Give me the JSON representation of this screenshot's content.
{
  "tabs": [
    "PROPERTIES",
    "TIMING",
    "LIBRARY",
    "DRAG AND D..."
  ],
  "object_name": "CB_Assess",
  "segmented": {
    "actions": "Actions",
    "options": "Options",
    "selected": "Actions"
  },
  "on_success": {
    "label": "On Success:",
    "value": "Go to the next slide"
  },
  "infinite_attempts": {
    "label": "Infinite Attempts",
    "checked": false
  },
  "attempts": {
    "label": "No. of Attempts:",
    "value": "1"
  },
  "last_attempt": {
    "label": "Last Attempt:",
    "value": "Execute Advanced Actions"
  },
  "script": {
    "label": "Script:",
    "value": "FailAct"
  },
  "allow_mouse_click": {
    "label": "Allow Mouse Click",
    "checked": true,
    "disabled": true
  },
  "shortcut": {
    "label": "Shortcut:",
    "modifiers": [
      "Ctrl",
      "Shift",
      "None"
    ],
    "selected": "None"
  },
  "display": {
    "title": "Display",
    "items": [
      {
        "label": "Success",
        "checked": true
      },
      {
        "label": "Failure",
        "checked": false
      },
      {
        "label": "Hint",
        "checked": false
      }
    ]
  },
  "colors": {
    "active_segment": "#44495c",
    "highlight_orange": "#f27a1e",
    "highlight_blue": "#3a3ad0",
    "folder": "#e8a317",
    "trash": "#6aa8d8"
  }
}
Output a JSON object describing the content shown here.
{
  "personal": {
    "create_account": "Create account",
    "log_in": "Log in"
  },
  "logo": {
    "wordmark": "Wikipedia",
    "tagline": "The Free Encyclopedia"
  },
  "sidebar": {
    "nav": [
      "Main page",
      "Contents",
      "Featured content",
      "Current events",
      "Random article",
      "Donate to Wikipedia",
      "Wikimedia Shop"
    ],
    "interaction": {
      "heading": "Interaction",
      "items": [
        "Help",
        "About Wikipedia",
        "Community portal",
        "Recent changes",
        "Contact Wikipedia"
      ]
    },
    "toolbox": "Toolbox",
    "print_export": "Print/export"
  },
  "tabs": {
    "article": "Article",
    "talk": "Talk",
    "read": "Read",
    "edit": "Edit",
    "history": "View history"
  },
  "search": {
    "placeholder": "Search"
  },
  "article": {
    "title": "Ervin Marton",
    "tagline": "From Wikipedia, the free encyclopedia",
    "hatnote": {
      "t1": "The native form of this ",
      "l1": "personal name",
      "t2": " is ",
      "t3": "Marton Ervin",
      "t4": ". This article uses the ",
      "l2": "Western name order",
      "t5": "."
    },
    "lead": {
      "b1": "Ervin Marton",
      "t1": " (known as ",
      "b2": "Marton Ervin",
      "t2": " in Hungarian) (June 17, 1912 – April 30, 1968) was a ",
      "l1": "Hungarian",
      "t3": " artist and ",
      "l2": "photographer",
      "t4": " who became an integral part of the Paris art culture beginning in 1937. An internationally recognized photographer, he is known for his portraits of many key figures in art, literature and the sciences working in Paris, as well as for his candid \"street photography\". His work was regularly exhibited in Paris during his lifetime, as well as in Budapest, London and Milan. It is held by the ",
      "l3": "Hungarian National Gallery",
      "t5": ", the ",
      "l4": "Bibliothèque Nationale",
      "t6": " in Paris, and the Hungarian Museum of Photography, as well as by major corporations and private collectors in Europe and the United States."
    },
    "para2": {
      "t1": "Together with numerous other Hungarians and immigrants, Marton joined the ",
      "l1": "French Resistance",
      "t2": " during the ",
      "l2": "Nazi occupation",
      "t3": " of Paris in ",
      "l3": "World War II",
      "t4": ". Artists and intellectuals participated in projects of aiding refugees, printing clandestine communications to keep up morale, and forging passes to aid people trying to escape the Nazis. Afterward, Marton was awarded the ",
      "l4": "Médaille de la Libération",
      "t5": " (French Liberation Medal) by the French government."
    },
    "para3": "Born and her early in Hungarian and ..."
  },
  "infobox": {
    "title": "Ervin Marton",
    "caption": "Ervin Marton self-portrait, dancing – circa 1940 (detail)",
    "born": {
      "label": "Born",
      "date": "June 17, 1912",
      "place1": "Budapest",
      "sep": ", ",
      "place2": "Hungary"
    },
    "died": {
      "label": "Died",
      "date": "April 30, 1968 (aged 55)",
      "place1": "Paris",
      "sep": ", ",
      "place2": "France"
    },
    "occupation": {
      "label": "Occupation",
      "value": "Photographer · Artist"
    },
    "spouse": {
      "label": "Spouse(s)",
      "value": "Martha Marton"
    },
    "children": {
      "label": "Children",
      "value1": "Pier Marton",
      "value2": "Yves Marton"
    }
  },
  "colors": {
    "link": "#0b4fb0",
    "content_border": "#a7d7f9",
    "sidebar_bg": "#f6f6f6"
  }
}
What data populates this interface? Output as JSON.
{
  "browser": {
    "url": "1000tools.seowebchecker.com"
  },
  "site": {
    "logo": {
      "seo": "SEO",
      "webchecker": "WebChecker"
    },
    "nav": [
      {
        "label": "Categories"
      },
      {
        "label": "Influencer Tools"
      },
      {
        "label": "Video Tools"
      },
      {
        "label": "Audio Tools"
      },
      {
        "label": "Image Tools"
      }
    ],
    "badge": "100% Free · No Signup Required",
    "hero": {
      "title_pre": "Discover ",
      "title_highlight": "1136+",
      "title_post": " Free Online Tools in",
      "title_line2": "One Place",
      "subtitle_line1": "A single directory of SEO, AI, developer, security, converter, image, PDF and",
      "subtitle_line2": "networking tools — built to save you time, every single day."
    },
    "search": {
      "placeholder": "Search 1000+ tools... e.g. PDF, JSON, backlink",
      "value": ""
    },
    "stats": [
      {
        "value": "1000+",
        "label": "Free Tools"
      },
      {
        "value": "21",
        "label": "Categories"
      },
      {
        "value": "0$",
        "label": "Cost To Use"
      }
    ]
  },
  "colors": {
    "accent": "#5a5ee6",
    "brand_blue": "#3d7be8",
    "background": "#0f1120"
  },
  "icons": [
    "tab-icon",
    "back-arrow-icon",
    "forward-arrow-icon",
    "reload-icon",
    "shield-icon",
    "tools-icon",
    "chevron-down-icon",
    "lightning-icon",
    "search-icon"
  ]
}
────
## What is being asked
For the string "Output", count the lines of the entries above that include it; answer with the number only.

## Task response
2